#### Material provided ####
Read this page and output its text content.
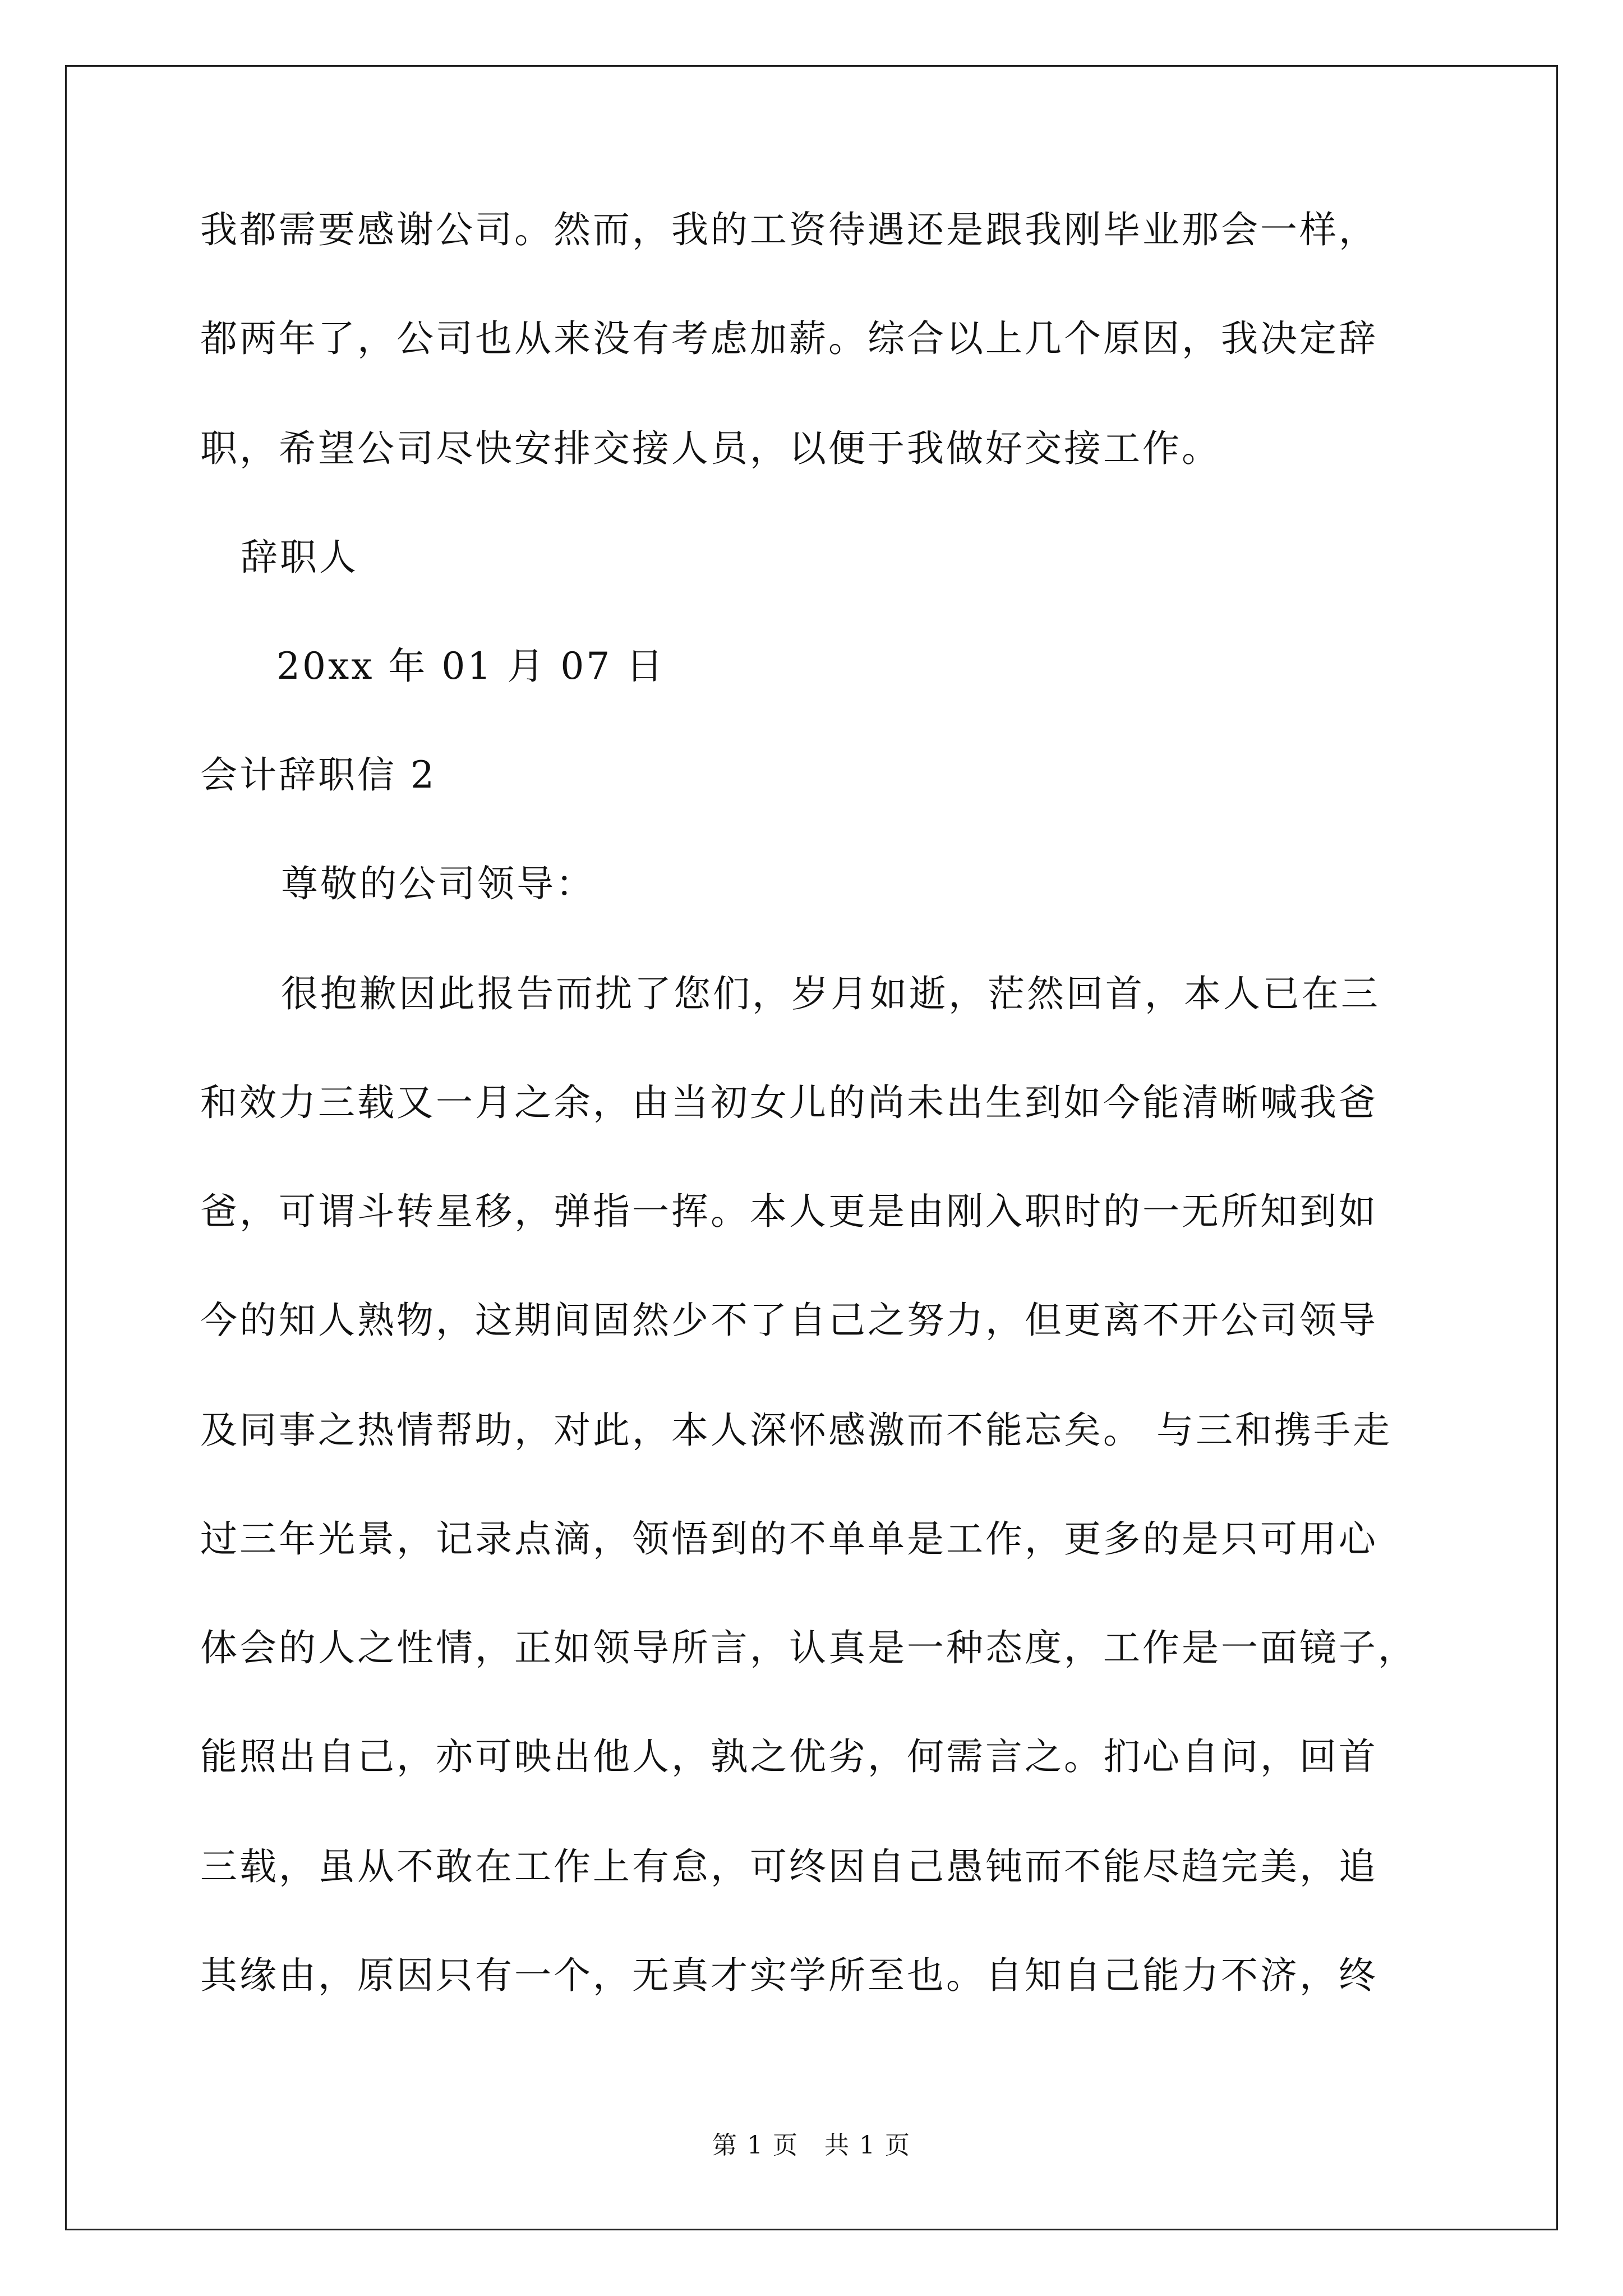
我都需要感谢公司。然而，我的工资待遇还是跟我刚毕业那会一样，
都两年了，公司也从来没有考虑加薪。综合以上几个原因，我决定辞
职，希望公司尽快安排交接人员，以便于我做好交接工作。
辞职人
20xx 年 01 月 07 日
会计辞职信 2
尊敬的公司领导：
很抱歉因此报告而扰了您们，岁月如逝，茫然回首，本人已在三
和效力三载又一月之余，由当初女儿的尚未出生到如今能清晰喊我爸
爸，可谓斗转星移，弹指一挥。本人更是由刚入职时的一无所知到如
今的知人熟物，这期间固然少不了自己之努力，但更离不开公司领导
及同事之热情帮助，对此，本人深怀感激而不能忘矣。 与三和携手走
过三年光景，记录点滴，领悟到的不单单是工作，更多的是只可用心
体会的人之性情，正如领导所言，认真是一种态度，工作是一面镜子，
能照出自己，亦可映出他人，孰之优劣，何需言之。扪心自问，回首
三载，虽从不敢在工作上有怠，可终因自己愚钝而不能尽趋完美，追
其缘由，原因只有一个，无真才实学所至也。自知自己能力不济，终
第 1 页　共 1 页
####
#### Material provided ####
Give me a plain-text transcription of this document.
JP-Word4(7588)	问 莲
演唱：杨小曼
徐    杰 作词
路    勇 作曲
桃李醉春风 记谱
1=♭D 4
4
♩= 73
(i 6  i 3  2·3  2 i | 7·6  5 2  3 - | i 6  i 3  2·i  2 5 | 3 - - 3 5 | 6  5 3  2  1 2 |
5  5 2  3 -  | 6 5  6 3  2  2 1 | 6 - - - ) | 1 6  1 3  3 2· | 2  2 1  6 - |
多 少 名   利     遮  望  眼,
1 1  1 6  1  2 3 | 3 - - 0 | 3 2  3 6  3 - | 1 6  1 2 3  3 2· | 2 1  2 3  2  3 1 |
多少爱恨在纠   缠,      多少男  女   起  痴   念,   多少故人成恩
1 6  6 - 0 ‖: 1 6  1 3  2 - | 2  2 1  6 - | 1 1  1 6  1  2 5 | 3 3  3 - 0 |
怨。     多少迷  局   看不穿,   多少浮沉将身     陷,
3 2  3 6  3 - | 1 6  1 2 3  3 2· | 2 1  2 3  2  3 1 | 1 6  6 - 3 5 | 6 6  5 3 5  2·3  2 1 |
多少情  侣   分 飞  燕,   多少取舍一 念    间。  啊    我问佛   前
####
Work instructions ::
Pick out each line that holds the string "text".

The solution ::
Read this page and output its text content.
Give me a plain-text transcription of this document.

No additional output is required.